→ **Provided material**:
--- START ---
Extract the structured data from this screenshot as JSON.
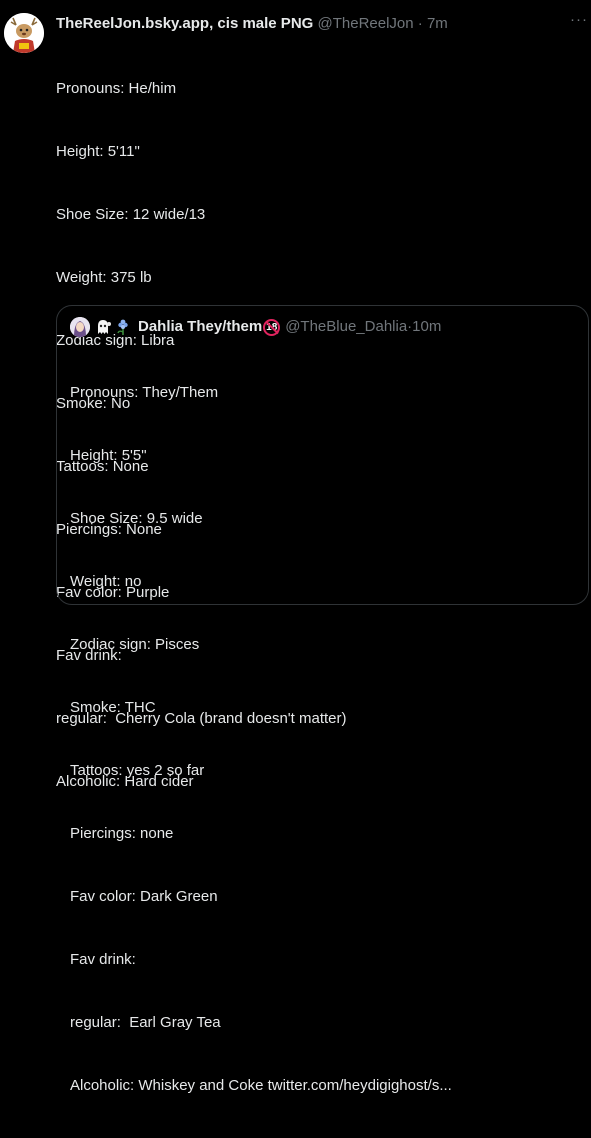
{
  "tweet": {
    "display_name": "TheReelJon.bsky.app, cis male PNG",
    "handle": "@TheReelJon",
    "separator": "·",
    "time": "7m",
    "more_label": "···",
    "lines": [
      "Pronouns: He/him",
      "Height: 5'11\"",
      "Shoe Size: 12 wide/13",
      "Weight: 375 lb",
      "Zodiac sign: Libra",
      "Smoke: No",
      "Tattoos: None",
      "Piercings: None",
      "Fav color: Purple",
      "Fav drink:",
      "regular:  Cherry Cola (brand doesn't matter)",
      "Alcoholic: Hard cider"
    ]
  },
  "quoted_tweet": {
    "display_name": "Dahlia They/them",
    "age_badge": "18",
    "handle": "@TheBlue_Dahlia",
    "separator": "·",
    "time": "10m",
    "lines": [
      "Pronouns: They/Them",
      "Height: 5'5\"",
      "Shoe Size: 9.5 wide",
      "Weight: no",
      "Zodiac sign: Pisces",
      "Smoke: THC",
      "Tattoos: yes 2 so far",
      "Piercings: none",
      "Fav color: Dark Green",
      "Fav drink:",
      "regular:  Earl Gray Tea",
      "Alcoholic: Whiskey and Coke twitter.com/heydigighost/s..."
    ]
  },
  "colors": {
    "background": "#000000",
    "text_primary": "#e7e9ea",
    "text_secondary": "#71767b",
    "border": "#2f3336",
    "badge_red": "#e0245e"
  },
  "icons": [
    "avatar",
    "more-icon",
    "quoted-avatar",
    "ghost-emoji-icon",
    "flower-emoji-icon",
    "age-18-badge-icon"
  ]
}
--- END ---
→ **Written problem**:
Using the data above, write out every line exactly, leaving the images behind.

→ **Response to this exercise**:
Extract the structured data from this screenshot as JSON.
{
  "tweet": {
    "display_name": "TheReelJon.bsky.app, cis male PNG",
    "handle": "@TheReelJon",
    "separator": "·",
    "time": "7m",
    "more_label": "···",
    "lines": [
      "Pronouns: He/him",
      "Height: 5'11\"",
      "Shoe Size: 12 wide/13",
      "Weight: 375 lb",
      "Zodiac sign: Libra",
      "Smoke: No",
      "Tattoos: None",
      "Piercings: None",
      "Fav color: Purple",
      "Fav drink:",
      "regular:  Cherry Cola (brand doesn't matter)",
      "Alcoholic: Hard cider"
    ]
  },
  "quoted_tweet": {
    "display_name": "Dahlia They/them",
    "age_badge": "18",
    "handle": "@TheBlue_Dahlia",
    "separator": "·",
    "time": "10m",
    "lines": [
      "Pronouns: They/Them",
      "Height: 5'5\"",
      "Shoe Size: 9.5 wide",
      "Weight: no",
      "Zodiac sign: Pisces",
      "Smoke: THC",
      "Tattoos: yes 2 so far",
      "Piercings: none",
      "Fav color: Dark Green",
      "Fav drink:",
      "regular:  Earl Gray Tea",
      "Alcoholic: Whiskey and Coke twitter.com/heydigighost/s..."
    ]
  },
  "colors": {
    "background": "#000000",
    "text_primary": "#e7e9ea",
    "text_secondary": "#71767b",
    "border": "#2f3336",
    "badge_red": "#e0245e"
  },
  "icons": [
    "avatar",
    "more-icon",
    "quoted-avatar",
    "ghost-emoji-icon",
    "flower-emoji-icon",
    "age-18-badge-icon"
  ]
}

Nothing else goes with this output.